TASK INSTRUCTIONS = Each line that contains the word "image" counts once; give the total for the records below and nothing else.

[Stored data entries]
-.-.-
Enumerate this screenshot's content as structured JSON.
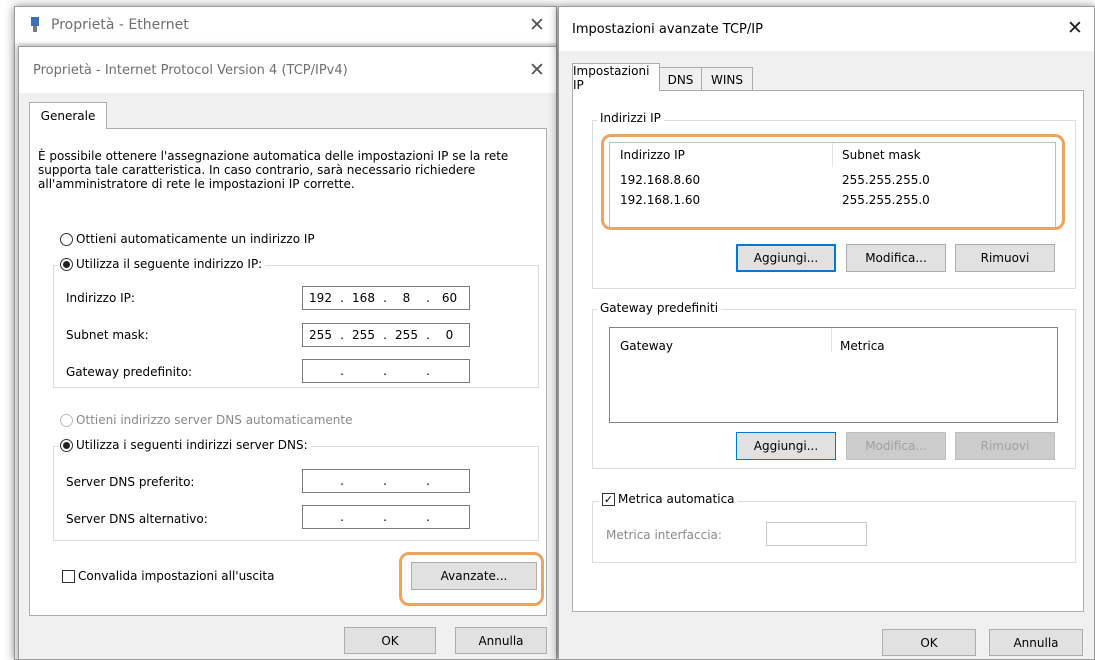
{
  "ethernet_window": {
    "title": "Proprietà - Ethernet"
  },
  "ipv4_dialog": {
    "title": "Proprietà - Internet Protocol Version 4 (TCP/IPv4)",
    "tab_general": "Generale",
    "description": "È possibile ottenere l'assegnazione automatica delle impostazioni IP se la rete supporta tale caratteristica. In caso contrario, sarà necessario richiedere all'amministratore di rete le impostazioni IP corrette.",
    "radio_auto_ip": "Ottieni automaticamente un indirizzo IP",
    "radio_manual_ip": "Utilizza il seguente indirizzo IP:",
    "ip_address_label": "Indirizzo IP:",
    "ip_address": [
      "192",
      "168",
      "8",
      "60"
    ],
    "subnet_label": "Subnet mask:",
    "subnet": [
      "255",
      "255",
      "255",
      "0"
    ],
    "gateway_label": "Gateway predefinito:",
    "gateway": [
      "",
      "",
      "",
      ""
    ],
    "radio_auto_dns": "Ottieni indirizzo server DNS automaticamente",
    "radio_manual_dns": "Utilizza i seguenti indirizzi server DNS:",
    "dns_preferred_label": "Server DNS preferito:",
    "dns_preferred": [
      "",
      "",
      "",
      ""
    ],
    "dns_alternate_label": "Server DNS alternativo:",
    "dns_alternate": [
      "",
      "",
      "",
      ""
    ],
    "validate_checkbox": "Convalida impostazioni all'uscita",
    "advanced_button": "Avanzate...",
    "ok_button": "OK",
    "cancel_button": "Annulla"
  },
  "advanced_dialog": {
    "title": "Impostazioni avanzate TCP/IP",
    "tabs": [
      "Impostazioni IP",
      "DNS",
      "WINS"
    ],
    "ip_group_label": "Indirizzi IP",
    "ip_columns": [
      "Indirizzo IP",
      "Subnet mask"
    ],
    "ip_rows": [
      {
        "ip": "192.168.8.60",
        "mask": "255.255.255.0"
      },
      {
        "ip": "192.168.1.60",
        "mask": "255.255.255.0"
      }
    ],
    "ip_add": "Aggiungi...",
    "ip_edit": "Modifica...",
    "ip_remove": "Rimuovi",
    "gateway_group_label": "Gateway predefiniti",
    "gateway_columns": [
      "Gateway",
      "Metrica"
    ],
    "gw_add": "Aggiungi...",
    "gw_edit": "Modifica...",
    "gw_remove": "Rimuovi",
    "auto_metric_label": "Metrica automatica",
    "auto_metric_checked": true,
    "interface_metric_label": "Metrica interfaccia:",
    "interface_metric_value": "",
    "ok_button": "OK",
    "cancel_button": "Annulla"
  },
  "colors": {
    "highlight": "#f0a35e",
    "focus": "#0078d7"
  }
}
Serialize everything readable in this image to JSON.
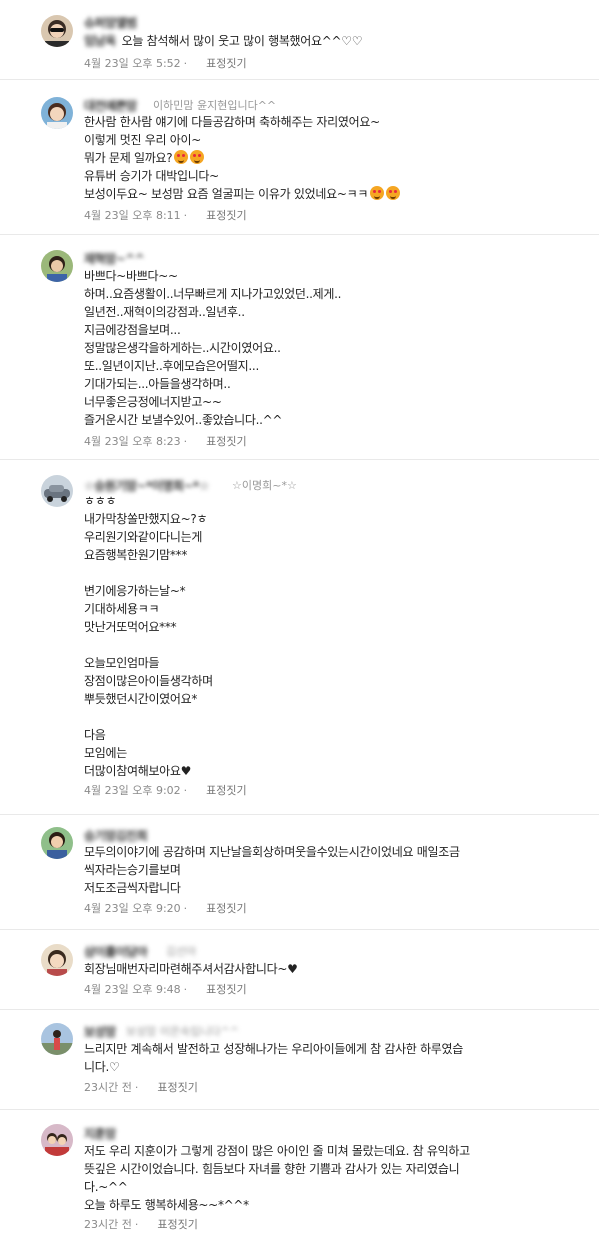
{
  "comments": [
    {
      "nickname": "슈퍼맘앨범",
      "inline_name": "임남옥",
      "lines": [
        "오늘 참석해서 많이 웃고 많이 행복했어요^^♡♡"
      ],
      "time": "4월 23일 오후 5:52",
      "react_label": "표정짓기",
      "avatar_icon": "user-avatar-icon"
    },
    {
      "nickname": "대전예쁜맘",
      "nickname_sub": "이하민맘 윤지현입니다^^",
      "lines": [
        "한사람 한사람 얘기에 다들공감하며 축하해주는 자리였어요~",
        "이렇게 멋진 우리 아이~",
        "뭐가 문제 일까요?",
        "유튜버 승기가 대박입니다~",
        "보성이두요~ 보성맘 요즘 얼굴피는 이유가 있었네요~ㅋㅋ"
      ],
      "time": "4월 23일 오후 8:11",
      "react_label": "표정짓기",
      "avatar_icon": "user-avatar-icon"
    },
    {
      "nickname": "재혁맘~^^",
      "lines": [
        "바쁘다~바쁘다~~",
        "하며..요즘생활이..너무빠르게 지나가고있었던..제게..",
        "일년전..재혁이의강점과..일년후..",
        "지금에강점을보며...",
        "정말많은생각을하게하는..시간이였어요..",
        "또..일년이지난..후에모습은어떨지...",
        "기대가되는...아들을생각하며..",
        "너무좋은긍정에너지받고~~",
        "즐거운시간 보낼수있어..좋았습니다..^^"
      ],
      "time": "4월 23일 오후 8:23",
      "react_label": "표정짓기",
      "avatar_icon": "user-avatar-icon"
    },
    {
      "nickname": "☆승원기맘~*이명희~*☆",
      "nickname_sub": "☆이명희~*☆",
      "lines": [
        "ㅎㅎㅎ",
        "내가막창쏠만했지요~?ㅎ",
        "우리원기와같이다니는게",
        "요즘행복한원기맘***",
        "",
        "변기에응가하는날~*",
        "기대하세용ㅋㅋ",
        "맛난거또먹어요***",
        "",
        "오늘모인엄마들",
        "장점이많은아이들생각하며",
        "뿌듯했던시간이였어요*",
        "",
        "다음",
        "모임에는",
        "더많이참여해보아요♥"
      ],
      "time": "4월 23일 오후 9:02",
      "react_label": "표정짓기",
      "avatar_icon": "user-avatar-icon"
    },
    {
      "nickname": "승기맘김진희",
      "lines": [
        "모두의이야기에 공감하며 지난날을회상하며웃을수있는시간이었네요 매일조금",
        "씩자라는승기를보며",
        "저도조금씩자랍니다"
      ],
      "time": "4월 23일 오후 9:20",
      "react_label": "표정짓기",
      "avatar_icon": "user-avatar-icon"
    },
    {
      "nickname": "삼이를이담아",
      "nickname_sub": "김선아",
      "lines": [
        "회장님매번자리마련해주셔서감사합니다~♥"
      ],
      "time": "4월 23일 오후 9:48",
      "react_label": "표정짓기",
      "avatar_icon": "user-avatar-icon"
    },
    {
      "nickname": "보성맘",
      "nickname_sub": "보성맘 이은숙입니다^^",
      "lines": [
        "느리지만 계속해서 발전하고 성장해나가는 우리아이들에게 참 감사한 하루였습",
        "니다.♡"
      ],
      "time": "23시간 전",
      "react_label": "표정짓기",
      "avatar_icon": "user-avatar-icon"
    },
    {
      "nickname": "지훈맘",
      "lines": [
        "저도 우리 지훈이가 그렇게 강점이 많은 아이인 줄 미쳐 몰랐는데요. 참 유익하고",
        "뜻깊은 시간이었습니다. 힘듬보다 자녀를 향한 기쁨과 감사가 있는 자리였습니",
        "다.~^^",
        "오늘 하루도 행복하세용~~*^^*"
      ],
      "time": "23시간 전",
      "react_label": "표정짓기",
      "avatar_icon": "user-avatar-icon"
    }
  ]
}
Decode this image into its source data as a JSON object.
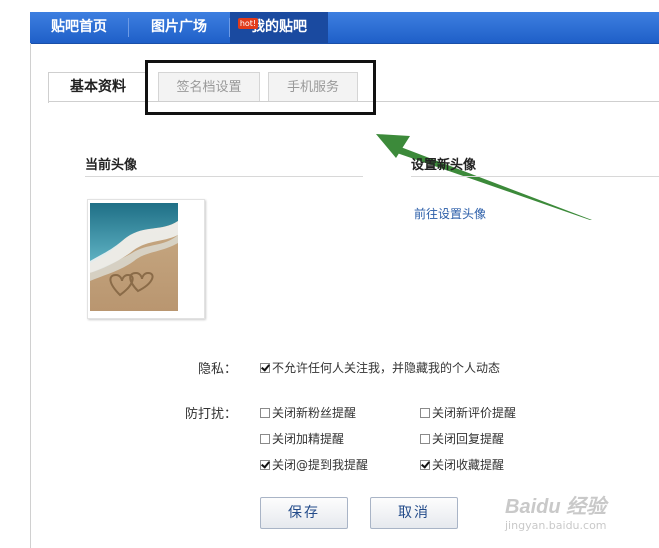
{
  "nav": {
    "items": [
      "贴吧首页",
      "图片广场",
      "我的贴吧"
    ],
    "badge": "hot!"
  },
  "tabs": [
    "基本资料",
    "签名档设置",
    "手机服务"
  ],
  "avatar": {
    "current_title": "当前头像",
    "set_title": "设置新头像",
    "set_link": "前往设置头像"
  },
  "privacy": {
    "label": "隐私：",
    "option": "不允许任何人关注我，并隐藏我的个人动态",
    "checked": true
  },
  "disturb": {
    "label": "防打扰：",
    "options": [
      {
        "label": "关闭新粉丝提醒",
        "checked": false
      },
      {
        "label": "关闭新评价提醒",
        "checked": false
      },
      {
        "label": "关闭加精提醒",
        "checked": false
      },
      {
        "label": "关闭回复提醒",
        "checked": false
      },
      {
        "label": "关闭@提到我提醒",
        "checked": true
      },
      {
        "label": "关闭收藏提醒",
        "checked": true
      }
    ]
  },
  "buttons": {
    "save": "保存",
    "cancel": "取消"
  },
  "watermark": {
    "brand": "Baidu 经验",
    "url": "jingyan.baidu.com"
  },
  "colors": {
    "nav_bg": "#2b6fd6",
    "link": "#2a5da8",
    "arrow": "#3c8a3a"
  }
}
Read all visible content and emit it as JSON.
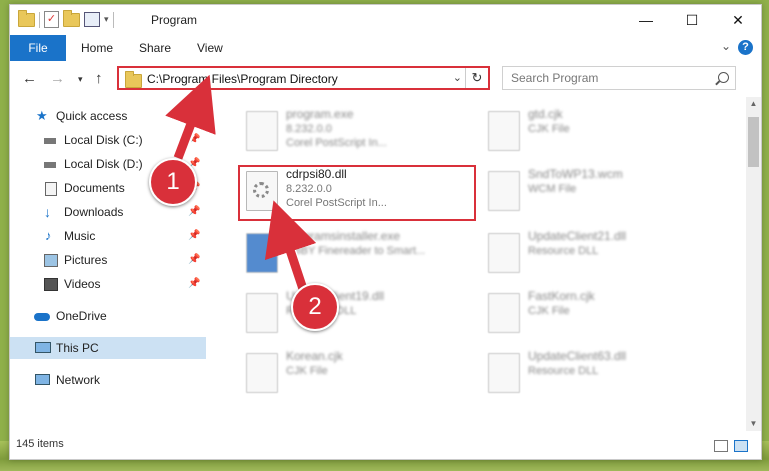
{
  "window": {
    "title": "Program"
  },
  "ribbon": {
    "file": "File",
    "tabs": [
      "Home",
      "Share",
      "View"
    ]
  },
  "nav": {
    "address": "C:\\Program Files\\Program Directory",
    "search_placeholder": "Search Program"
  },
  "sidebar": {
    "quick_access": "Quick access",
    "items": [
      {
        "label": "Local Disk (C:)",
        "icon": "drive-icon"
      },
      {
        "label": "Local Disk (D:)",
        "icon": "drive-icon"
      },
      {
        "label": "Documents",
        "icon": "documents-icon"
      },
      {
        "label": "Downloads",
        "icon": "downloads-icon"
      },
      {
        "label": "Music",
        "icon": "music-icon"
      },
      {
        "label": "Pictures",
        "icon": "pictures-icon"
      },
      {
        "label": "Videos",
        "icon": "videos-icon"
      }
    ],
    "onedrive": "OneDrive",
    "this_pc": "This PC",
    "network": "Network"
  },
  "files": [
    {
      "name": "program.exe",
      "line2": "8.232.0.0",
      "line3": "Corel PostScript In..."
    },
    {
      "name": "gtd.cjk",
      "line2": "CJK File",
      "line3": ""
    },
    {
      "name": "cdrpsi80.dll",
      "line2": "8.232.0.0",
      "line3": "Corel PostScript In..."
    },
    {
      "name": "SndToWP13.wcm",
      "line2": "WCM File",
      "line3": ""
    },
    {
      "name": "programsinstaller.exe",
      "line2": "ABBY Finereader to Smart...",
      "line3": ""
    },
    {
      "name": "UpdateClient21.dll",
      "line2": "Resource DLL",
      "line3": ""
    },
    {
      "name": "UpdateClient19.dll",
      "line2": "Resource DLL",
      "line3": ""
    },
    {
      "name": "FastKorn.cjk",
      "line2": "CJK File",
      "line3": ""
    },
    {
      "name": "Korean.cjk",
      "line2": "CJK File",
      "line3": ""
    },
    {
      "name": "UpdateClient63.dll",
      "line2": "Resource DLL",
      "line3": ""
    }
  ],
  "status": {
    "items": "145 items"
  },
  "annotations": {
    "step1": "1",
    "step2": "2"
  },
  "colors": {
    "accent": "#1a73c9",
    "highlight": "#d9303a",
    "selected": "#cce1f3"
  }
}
-.-.-
WRITTEN REPLY = 2